- [Request]:
Every line below is to be quoted exactly, with nothing added or dropped.

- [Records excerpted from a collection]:
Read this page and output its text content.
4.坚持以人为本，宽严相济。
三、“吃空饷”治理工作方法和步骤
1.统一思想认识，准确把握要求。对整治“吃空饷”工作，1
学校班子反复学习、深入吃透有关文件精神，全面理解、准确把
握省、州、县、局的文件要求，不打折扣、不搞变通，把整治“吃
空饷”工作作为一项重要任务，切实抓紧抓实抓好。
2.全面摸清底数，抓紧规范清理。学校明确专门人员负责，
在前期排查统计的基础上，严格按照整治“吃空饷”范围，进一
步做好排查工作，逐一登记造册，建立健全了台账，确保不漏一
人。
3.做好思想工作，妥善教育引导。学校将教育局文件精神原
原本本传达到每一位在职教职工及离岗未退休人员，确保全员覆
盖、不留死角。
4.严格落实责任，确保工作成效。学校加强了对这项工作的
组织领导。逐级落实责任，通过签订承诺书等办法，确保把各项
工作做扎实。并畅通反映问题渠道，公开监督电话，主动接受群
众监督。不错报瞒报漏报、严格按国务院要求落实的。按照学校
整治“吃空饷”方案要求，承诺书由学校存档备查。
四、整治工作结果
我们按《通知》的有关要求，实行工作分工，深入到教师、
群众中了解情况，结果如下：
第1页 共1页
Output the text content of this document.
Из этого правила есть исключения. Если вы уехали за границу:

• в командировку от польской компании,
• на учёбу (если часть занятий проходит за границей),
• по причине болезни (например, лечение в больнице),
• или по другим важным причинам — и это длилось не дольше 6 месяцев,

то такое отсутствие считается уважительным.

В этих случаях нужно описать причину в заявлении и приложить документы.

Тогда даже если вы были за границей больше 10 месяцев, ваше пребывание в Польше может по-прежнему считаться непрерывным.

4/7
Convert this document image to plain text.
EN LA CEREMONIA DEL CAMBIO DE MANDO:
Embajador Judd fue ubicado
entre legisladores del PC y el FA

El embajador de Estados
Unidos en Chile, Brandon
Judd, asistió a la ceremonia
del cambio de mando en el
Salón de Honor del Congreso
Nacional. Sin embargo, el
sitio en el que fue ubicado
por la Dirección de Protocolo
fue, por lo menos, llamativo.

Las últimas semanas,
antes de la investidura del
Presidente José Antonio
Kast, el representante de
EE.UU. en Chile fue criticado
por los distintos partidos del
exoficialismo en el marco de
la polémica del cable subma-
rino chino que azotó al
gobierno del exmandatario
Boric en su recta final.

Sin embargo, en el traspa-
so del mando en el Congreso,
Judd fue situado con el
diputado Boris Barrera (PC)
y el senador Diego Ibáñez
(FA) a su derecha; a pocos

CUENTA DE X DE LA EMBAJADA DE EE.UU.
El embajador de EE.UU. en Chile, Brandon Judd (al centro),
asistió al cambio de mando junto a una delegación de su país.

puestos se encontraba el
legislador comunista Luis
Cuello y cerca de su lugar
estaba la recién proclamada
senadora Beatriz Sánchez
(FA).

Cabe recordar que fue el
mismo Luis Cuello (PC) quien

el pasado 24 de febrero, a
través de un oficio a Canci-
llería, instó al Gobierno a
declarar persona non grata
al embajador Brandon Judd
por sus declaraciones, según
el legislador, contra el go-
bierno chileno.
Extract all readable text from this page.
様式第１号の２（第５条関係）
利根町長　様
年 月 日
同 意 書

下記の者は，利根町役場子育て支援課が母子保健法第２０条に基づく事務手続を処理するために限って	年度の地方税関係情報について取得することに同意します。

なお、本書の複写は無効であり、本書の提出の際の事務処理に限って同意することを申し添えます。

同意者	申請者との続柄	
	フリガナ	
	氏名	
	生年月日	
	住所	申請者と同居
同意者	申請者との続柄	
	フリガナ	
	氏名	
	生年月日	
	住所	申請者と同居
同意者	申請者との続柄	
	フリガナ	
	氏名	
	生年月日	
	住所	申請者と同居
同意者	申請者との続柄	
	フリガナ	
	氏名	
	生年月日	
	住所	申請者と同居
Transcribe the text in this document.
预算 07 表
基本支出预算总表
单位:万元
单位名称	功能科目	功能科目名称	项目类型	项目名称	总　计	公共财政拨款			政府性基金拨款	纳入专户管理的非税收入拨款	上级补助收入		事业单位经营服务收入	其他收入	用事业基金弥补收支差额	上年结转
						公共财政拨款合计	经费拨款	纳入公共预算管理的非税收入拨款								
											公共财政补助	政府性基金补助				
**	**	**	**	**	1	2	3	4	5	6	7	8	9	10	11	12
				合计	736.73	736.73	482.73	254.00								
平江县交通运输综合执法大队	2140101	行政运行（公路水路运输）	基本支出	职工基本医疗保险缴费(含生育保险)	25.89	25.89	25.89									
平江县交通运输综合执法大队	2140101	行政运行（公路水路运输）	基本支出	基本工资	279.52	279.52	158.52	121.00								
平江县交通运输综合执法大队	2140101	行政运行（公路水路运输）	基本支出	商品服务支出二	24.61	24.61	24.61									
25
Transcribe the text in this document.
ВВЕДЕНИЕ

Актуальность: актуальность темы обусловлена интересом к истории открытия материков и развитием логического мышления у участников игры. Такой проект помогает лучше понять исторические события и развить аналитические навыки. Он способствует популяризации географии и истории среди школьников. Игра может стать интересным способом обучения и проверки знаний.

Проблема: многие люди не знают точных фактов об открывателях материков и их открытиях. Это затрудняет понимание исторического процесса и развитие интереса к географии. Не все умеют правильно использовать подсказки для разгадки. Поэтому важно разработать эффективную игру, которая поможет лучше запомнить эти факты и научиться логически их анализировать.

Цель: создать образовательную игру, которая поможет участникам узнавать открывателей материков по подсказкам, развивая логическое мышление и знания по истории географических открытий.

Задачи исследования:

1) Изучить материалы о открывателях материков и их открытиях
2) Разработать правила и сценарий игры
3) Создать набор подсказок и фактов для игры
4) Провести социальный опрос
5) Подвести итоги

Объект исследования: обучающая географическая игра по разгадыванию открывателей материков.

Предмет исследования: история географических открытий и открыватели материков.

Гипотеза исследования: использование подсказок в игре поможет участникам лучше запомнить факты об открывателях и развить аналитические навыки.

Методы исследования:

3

- [The answer]:
Read this page and output its text content.
4.坚持以人为本，宽严相济。
三、“吃空饷”治理工作方法和步骤
1.统一思想认识，准确把握要求。对整治“吃空饷”工作，1
学校班子反复学习、深入吃透有关文件精神，全面理解、准确把
握省、州、县、局的文件要求，不打折扣、不搞变通，把整治“吃
空饷”工作作为一项重要任务，切实抓紧抓实抓好。
2.全面摸清底数，抓紧规范清理。学校明确专门人员负责，
在前期排查统计的基础上，严格按照整治“吃空饷”范围，进一
步做好排查工作，逐一登记造册，建立健全了台账，确保不漏一
人。
3.做好思想工作，妥善教育引导。学校将教育局文件精神原
原本本传达到每一位在职教职工及离岗未退休人员，确保全员覆
盖、不留死角。
4.严格落实责任，确保工作成效。学校加强了对这项工作的
组织领导。逐级落实责任，通过签订承诺书等办法，确保把各项
工作做扎实。并畅通反映问题渠道，公开监督电话，主动接受群
众监督。不错报瞒报漏报、严格按国务院要求落实的。按照学校
整治“吃空饷”方案要求，承诺书由学校存档备查。
四、整治工作结果
我们按《通知》的有关要求，实行工作分工，深入到教师、
群众中了解情况，结果如下：
第1页 共1页
Output the text content of this document.
Из этого правила есть исключения. Если вы уехали за границу:

• в командировку от польской компании,
• на учёбу (если часть занятий проходит за границей),
• по причине болезни (например, лечение в больнице),
• или по другим важным причинам — и это длилось не дольше 6 месяцев,

то такое отсутствие считается уважительным.

В этих случаях нужно описать причину в заявлении и приложить документы.

Тогда даже если вы были за границей больше 10 месяцев, ваше пребывание в Польше может по-прежнему считаться непрерывным.

4/7
Convert this document image to plain text.
EN LA CEREMONIA DEL CAMBIO DE MANDO:
Embajador Judd fue ubicado
entre legisladores del PC y el FA

El embajador de Estados
Unidos en Chile, Brandon
Judd, asistió a la ceremonia
del cambio de mando en el
Salón de Honor del Congreso
Nacional. Sin embargo, el
sitio en el que fue ubicado
por la Dirección de Protocolo
fue, por lo menos, llamativo.

Las últimas semanas,
antes de la investidura del
Presidente José Antonio
Kast, el representante de
EE.UU. en Chile fue criticado
por los distintos partidos del
exoficialismo en el marco de
la polémica del cable subma-
rino chino que azotó al
gobierno del exmandatario
Boric en su recta final.

Sin embargo, en el traspa-
so del mando en el Congreso,
Judd fue situado con el
diputado Boris Barrera (PC)
y el senador Diego Ibáñez
(FA) a su derecha; a pocos

CUENTA DE X DE LA EMBAJADA DE EE.UU.
El embajador de EE.UU. en Chile, Brandon Judd (al centro),
asistió al cambio de mando junto a una delegación de su país.

puestos se encontraba el
legislador comunista Luis
Cuello y cerca de su lugar
estaba la recién proclamada
senadora Beatriz Sánchez
(FA).

Cabe recordar que fue el
mismo Luis Cuello (PC) quien

el pasado 24 de febrero, a
través de un oficio a Canci-
llería, instó al Gobierno a
declarar persona non grata
al embajador Brandon Judd
por sus declaraciones, según
el legislador, contra el go-
bierno chileno.
Extract all readable text from this page.
様式第１号の２（第５条関係）
利根町長　様
年 月 日
同 意 書

下記の者は，利根町役場子育て支援課が母子保健法第２０条に基づく事務手続を処理するために限って	年度の地方税関係情報について取得することに同意します。

なお、本書の複写は無効であり、本書の提出の際の事務処理に限って同意することを申し添えます。

同意者	申請者との続柄	
	フリガナ	
	氏名	
	生年月日	
	住所	申請者と同居
同意者	申請者との続柄	
	フリガナ	
	氏名	
	生年月日	
	住所	申請者と同居
同意者	申請者との続柄	
	フリガナ	
	氏名	
	生年月日	
	住所	申請者と同居
同意者	申請者との続柄	
	フリガナ	
	氏名	
	生年月日	
	住所	申請者と同居
Transcribe the text in this document.
预算 07 表
基本支出预算总表
单位:万元
单位名称	功能科目	功能科目名称	项目类型	项目名称	总　计	公共财政拨款			政府性基金拨款	纳入专户管理的非税收入拨款	上级补助收入		事业单位经营服务收入	其他收入	用事业基金弥补收支差额	上年结转
						公共财政拨款合计	经费拨款	纳入公共预算管理的非税收入拨款								
											公共财政补助	政府性基金补助				
**	**	**	**	**	1	2	3	4	5	6	7	8	9	10	11	12
				合计	736.73	736.73	482.73	254.00								
平江县交通运输综合执法大队	2140101	行政运行（公路水路运输）	基本支出	职工基本医疗保险缴费(含生育保险)	25.89	25.89	25.89									
平江县交通运输综合执法大队	2140101	行政运行（公路水路运输）	基本支出	基本工资	279.52	279.52	158.52	121.00								
平江县交通运输综合执法大队	2140101	行政运行（公路水路运输）	基本支出	商品服务支出二	24.61	24.61	24.61									
25
Transcribe the text in this document.
ВВЕДЕНИЕ

Актуальность: актуальность темы обусловлена интересом к истории открытия материков и развитием логического мышления у участников игры. Такой проект помогает лучше понять исторические события и развить аналитические навыки. Он способствует популяризации географии и истории среди школьников. Игра может стать интересным способом обучения и проверки знаний.

Проблема: многие люди не знают точных фактов об открывателях материков и их открытиях. Это затрудняет понимание исторического процесса и развитие интереса к географии. Не все умеют правильно использовать подсказки для разгадки. Поэтому важно разработать эффективную игру, которая поможет лучше запомнить эти факты и научиться логически их анализировать.

Цель: создать образовательную игру, которая поможет участникам узнавать открывателей материков по подсказкам, развивая логическое мышление и знания по истории географических открытий.

Задачи исследования:

1) Изучить материалы о открывателях материков и их открытиях
2) Разработать правила и сценарий игры
3) Создать набор подсказок и фактов для игры
4) Провести социальный опрос
5) Подвести итоги

Объект исследования: обучающая географическая игра по разгадыванию открывателей материков.

Предмет исследования: история географических открытий и открыватели материков.

Гипотеза исследования: использование подсказок в игре поможет участникам лучше запомнить факты об открывателях и развить аналитические навыки.

Методы исследования:

3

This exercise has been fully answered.